* _Problem description_
Send each entry back exactly as given, pictures excluded.

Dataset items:
================
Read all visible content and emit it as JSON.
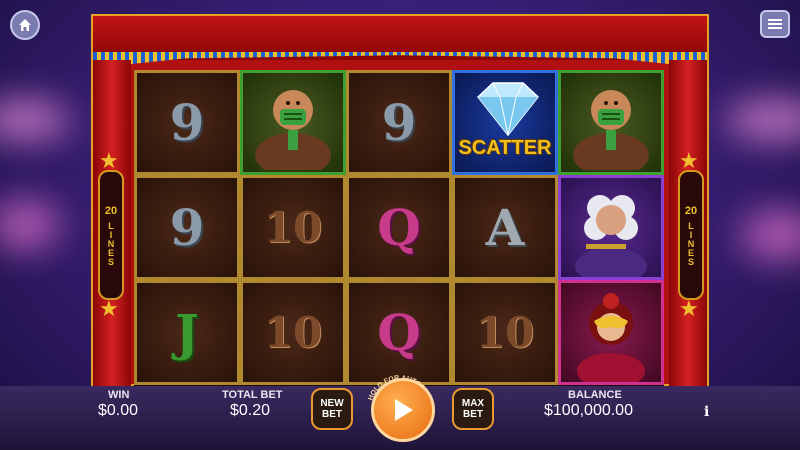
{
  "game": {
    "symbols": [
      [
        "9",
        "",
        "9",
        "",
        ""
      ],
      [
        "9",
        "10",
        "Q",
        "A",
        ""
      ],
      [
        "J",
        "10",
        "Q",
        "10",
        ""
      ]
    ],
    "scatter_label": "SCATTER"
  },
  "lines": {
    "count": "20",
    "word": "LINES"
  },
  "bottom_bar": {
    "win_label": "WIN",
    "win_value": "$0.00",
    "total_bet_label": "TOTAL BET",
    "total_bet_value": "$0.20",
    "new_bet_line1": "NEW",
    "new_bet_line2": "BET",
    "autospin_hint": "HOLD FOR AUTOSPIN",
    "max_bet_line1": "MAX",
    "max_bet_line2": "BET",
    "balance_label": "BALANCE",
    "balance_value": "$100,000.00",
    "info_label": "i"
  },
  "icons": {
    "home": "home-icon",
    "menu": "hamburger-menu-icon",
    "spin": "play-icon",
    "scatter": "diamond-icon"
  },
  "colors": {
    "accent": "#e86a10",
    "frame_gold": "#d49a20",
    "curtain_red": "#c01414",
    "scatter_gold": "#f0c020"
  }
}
================
* _Solved problem_
Read all visible content and emit it as JSON.
{
  "game": {
    "symbols": [
      [
        "9",
        "",
        "9",
        "",
        ""
      ],
      [
        "9",
        "10",
        "Q",
        "A",
        ""
      ],
      [
        "J",
        "10",
        "Q",
        "10",
        ""
      ]
    ],
    "scatter_label": "SCATTER"
  },
  "lines": {
    "count": "20",
    "word": "LINES"
  },
  "bottom_bar": {
    "win_label": "WIN",
    "win_value": "$0.00",
    "total_bet_label": "TOTAL BET",
    "total_bet_value": "$0.20",
    "new_bet_line1": "NEW",
    "new_bet_line2": "BET",
    "autospin_hint": "HOLD FOR AUTOSPIN",
    "max_bet_line1": "MAX",
    "max_bet_line2": "BET",
    "balance_label": "BALANCE",
    "balance_value": "$100,000.00",
    "info_label": "i"
  },
  "icons": {
    "home": "home-icon",
    "menu": "hamburger-menu-icon",
    "spin": "play-icon",
    "scatter": "diamond-icon"
  },
  "colors": {
    "accent": "#e86a10",
    "frame_gold": "#d49a20",
    "curtain_red": "#c01414",
    "scatter_gold": "#f0c020"
  }
}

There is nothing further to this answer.